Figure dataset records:
■ ■ ■ ■ ■
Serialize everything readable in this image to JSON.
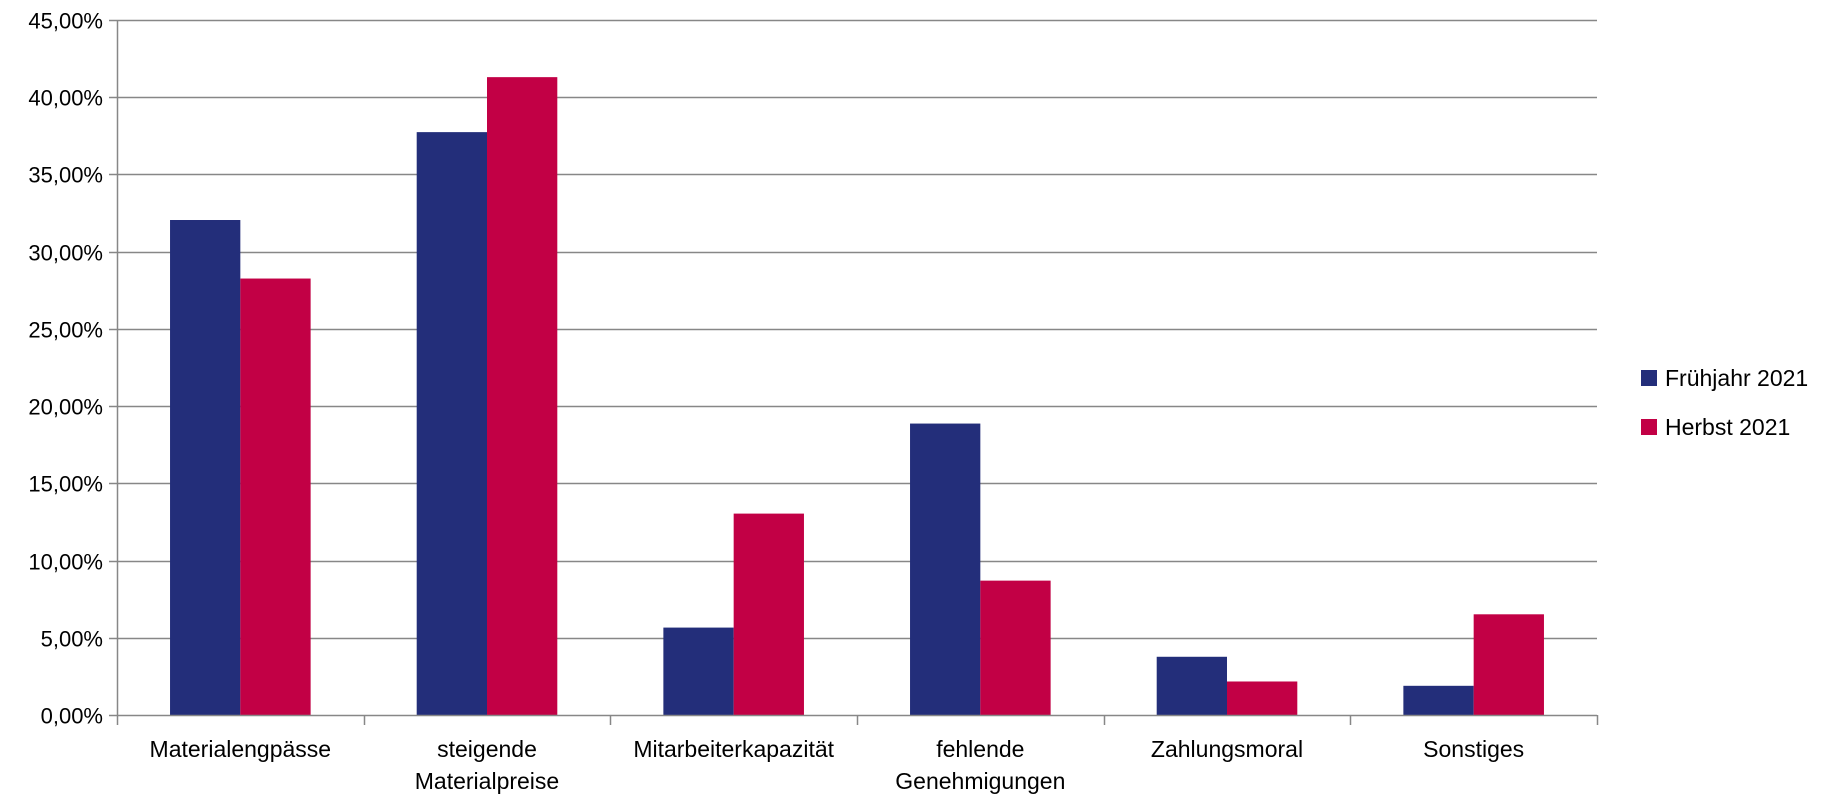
{
  "chart_data": {
    "type": "bar",
    "title": "",
    "xlabel": "",
    "ylabel": "",
    "categories": [
      [
        "Materialengpässe"
      ],
      [
        "steigende",
        "Materialpreise"
      ],
      [
        "Mitarbeiterkapazität"
      ],
      [
        "fehlende",
        "Genehmigungen"
      ],
      [
        "Zahlungsmoral"
      ],
      [
        "Sonstiges"
      ]
    ],
    "series": [
      {
        "name": "Frühjahr 2021",
        "color": "#232E7A",
        "values": [
          0.3205,
          0.3774,
          0.0566,
          0.1887,
          0.0377,
          0.0189
        ]
      },
      {
        "name": "Herbst 2021",
        "color": "#C20045",
        "values": [
          0.2826,
          0.413,
          0.1304,
          0.087,
          0.0217,
          0.0652
        ]
      }
    ],
    "ylim": [
      0,
      0.45
    ],
    "yticks": [
      0,
      0.05,
      0.1,
      0.15,
      0.2,
      0.25,
      0.3,
      0.35,
      0.4,
      0.45
    ],
    "ytick_labels": [
      "0,00%",
      "5,00%",
      "10,00%",
      "15,00%",
      "20,00%",
      "25,00%",
      "30,00%",
      "35,00%",
      "40,00%",
      "45,00%"
    ],
    "grid": true,
    "legend": "right",
    "gridline_color": "#878787",
    "axis_color": "#878787"
  }
}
■ ■ ■ ■ ■
• _GIVEN INSTRUCTION_:
Where a line holds "name", copy it out.

• _RESULT OF THIS EXERCISE_:
        "name": "Frühjahr 2021",
        "name": "Herbst 2021",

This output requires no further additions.